▶ [What needs to be done]
Identify every line in the records below that contains the word "color", and copy each of those lines.
------ Material for this task ------
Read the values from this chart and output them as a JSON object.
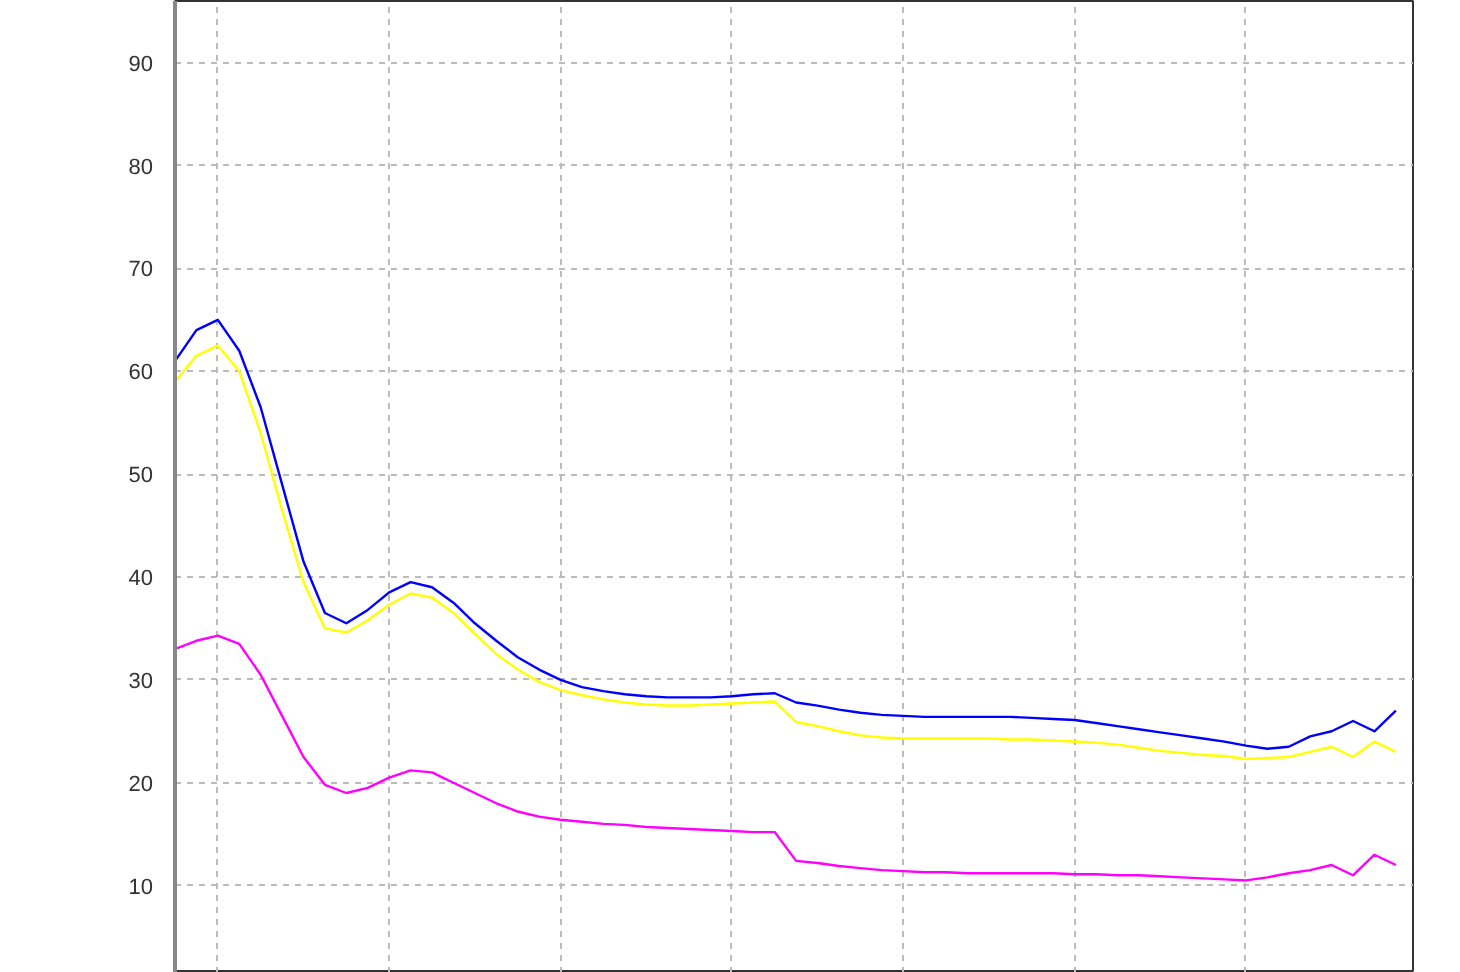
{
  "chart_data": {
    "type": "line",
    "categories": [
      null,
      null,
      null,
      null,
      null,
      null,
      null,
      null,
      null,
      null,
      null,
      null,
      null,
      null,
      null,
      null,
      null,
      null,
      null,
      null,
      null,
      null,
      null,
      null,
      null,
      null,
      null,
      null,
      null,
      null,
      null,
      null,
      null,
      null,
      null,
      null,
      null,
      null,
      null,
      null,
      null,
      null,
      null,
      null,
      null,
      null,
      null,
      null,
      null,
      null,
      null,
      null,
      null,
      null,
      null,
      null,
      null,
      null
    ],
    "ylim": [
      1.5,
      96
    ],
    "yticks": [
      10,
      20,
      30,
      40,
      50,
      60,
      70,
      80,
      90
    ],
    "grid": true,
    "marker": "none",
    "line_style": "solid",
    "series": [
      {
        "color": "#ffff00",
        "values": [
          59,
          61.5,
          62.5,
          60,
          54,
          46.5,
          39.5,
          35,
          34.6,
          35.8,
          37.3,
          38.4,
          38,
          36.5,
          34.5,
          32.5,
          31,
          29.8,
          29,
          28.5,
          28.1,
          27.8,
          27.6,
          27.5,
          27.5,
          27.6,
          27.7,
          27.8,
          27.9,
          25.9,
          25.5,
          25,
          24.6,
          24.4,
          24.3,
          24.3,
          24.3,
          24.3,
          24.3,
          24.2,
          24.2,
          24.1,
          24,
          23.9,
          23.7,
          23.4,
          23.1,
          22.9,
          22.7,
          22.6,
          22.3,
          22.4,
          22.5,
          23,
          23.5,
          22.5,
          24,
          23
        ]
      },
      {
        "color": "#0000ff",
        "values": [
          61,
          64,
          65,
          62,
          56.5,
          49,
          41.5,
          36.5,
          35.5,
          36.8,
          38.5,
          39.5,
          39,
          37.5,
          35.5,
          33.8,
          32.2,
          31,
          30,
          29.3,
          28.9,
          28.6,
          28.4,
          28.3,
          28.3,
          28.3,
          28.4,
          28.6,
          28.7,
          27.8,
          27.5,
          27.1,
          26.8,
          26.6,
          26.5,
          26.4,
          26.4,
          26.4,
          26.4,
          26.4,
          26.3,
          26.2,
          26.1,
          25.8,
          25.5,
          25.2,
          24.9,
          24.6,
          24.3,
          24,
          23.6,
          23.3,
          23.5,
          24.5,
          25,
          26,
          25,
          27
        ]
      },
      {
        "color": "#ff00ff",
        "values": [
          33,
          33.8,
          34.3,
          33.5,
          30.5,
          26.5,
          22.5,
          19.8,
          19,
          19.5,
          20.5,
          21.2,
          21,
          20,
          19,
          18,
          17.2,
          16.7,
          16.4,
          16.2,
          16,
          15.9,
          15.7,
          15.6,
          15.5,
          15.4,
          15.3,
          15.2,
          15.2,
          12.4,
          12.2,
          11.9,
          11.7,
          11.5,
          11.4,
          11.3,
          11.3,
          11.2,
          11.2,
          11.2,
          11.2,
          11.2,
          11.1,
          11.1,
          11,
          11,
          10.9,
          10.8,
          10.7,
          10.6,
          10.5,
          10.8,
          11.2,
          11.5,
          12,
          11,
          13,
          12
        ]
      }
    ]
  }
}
------
▶ [Answer to the task]
        "color": "#ffff00",
        "color": "#0000ff",
        "color": "#ff00ff",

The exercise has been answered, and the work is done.